> _Aim_:
Give the data below again, word for word.

> _Material to process_:
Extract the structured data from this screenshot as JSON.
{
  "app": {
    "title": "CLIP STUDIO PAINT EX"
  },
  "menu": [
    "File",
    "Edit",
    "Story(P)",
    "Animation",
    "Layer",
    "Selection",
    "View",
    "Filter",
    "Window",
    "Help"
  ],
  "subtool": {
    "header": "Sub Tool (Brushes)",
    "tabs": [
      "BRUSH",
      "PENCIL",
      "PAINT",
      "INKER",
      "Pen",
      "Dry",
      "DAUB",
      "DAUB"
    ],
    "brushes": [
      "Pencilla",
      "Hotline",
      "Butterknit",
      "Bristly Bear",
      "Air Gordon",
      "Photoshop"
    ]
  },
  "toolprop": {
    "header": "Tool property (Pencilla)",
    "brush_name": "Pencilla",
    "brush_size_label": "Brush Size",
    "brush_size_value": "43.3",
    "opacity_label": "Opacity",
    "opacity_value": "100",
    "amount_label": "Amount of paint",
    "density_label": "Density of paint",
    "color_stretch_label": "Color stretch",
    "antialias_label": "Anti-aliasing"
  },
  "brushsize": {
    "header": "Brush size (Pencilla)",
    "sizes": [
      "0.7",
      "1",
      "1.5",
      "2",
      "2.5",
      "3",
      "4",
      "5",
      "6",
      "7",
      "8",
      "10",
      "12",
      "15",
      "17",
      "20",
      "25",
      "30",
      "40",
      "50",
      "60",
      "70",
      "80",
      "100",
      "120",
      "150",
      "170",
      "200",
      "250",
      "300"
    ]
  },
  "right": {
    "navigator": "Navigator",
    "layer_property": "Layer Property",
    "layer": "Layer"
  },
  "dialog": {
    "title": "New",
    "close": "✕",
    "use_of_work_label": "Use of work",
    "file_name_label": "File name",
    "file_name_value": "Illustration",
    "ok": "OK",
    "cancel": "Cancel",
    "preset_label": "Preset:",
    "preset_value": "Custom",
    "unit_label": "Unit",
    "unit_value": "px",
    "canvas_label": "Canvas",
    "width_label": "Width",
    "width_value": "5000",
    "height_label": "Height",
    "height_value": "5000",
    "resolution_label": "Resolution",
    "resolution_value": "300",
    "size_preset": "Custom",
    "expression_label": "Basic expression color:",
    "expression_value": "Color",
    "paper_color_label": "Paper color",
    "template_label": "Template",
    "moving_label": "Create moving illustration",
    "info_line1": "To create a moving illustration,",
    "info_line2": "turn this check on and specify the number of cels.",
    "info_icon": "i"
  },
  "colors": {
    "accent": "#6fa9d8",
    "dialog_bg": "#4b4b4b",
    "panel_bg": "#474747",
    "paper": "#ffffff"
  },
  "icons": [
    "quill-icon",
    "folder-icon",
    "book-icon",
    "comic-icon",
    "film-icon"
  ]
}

> _Solution to this problem_:
Extract the structured data from this screenshot as JSON.
{
  "app": {
    "title": "CLIP STUDIO PAINT EX"
  },
  "menu": [
    "File",
    "Edit",
    "Story(P)",
    "Animation",
    "Layer",
    "Selection",
    "View",
    "Filter",
    "Window",
    "Help"
  ],
  "subtool": {
    "header": "Sub Tool (Brushes)",
    "tabs": [
      "BRUSH",
      "PENCIL",
      "PAINT",
      "INKER",
      "Pen",
      "Dry",
      "DAUB",
      "DAUB"
    ],
    "brushes": [
      "Pencilla",
      "Hotline",
      "Butterknit",
      "Bristly Bear",
      "Air Gordon",
      "Photoshop"
    ]
  },
  "toolprop": {
    "header": "Tool property (Pencilla)",
    "brush_name": "Pencilla",
    "brush_size_label": "Brush Size",
    "brush_size_value": "43.3",
    "opacity_label": "Opacity",
    "opacity_value": "100",
    "amount_label": "Amount of paint",
    "density_label": "Density of paint",
    "color_stretch_label": "Color stretch",
    "antialias_label": "Anti-aliasing"
  },
  "brushsize": {
    "header": "Brush size (Pencilla)",
    "sizes": [
      "0.7",
      "1",
      "1.5",
      "2",
      "2.5",
      "3",
      "4",
      "5",
      "6",
      "7",
      "8",
      "10",
      "12",
      "15",
      "17",
      "20",
      "25",
      "30",
      "40",
      "50",
      "60",
      "70",
      "80",
      "100",
      "120",
      "150",
      "170",
      "200",
      "250",
      "300"
    ]
  },
  "right": {
    "navigator": "Navigator",
    "layer_property": "Layer Property",
    "layer": "Layer"
  },
  "dialog": {
    "title": "New",
    "close": "✕",
    "use_of_work_label": "Use of work",
    "file_name_label": "File name",
    "file_name_value": "Illustration",
    "ok": "OK",
    "cancel": "Cancel",
    "preset_label": "Preset:",
    "preset_value": "Custom",
    "unit_label": "Unit",
    "unit_value": "px",
    "canvas_label": "Canvas",
    "width_label": "Width",
    "width_value": "5000",
    "height_label": "Height",
    "height_value": "5000",
    "resolution_label": "Resolution",
    "resolution_value": "300",
    "size_preset": "Custom",
    "expression_label": "Basic expression color:",
    "expression_value": "Color",
    "paper_color_label": "Paper color",
    "template_label": "Template",
    "moving_label": "Create moving illustration",
    "info_line1": "To create a moving illustration,",
    "info_line2": "turn this check on and specify the number of cels.",
    "info_icon": "i"
  },
  "colors": {
    "accent": "#6fa9d8",
    "dialog_bg": "#4b4b4b",
    "panel_bg": "#474747",
    "paper": "#ffffff"
  },
  "icons": [
    "quill-icon",
    "folder-icon",
    "book-icon",
    "comic-icon",
    "film-icon"
  ]
}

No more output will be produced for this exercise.